**PROBLEM:**
Write out the listing below again, precisely as it is given.

Stored data entries
** BEGIN **
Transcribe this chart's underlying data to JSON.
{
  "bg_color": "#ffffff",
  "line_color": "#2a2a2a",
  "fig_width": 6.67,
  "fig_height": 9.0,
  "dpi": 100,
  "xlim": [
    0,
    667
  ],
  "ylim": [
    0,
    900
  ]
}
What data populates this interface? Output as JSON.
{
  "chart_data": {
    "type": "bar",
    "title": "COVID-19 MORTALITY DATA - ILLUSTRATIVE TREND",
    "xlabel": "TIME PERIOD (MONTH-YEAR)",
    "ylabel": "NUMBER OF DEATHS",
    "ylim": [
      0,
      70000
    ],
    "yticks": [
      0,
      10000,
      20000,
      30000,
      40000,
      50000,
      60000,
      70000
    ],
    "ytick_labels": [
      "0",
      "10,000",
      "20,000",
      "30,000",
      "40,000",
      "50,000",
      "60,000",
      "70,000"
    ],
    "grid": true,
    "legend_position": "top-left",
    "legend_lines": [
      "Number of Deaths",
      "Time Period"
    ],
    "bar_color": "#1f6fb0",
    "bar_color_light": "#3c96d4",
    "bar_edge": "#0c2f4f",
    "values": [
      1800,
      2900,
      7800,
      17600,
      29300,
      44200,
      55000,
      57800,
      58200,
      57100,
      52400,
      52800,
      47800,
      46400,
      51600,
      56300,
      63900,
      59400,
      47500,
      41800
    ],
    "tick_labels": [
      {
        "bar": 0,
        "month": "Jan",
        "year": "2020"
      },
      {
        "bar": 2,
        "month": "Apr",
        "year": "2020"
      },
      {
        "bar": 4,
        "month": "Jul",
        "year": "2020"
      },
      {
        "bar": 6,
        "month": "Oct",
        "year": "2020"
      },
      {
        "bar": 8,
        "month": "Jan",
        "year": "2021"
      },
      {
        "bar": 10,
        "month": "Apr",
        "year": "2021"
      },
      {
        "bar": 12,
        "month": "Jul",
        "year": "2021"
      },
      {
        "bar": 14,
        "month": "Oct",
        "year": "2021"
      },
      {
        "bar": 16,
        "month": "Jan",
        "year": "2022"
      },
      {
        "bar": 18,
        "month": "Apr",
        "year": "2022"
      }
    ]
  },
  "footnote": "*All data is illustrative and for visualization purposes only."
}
** END **
**THE COMPLETED TASK:**
Transcribe this chart's underlying data to JSON.
{
  "bg_color": "#ffffff",
  "line_color": "#2a2a2a",
  "fig_width": 6.67,
  "fig_height": 9.0,
  "dpi": 100,
  "xlim": [
    0,
    667
  ],
  "ylim": [
    0,
    900
  ]
}
What data populates this interface? Output as JSON.
{
  "chart_data": {
    "type": "bar",
    "title": "COVID-19 MORTALITY DATA - ILLUSTRATIVE TREND",
    "xlabel": "TIME PERIOD (MONTH-YEAR)",
    "ylabel": "NUMBER OF DEATHS",
    "ylim": [
      0,
      70000
    ],
    "yticks": [
      0,
      10000,
      20000,
      30000,
      40000,
      50000,
      60000,
      70000
    ],
    "ytick_labels": [
      "0",
      "10,000",
      "20,000",
      "30,000",
      "40,000",
      "50,000",
      "60,000",
      "70,000"
    ],
    "grid": true,
    "legend_position": "top-left",
    "legend_lines": [
      "Number of Deaths",
      "Time Period"
    ],
    "bar_color": "#1f6fb0",
    "bar_color_light": "#3c96d4",
    "bar_edge": "#0c2f4f",
    "values": [
      1800,
      2900,
      7800,
      17600,
      29300,
      44200,
      55000,
      57800,
      58200,
      57100,
      52400,
      52800,
      47800,
      46400,
      51600,
      56300,
      63900,
      59400,
      47500,
      41800
    ],
    "tick_labels": [
      {
        "bar": 0,
        "month": "Jan",
        "year": "2020"
      },
      {
        "bar": 2,
        "month": "Apr",
        "year": "2020"
      },
      {
        "bar": 4,
        "month": "Jul",
        "year": "2020"
      },
      {
        "bar": 6,
        "month": "Oct",
        "year": "2020"
      },
      {
        "bar": 8,
        "month": "Jan",
        "year": "2021"
      },
      {
        "bar": 10,
        "month": "Apr",
        "year": "2021"
      },
      {
        "bar": 12,
        "month": "Jul",
        "year": "2021"
      },
      {
        "bar": 14,
        "month": "Oct",
        "year": "2021"
      },
      {
        "bar": 16,
        "month": "Jan",
        "year": "2022"
      },
      {
        "bar": 18,
        "month": "Apr",
        "year": "2022"
      }
    ]
  },
  "footnote": "*All data is illustrative and for visualization purposes only."
}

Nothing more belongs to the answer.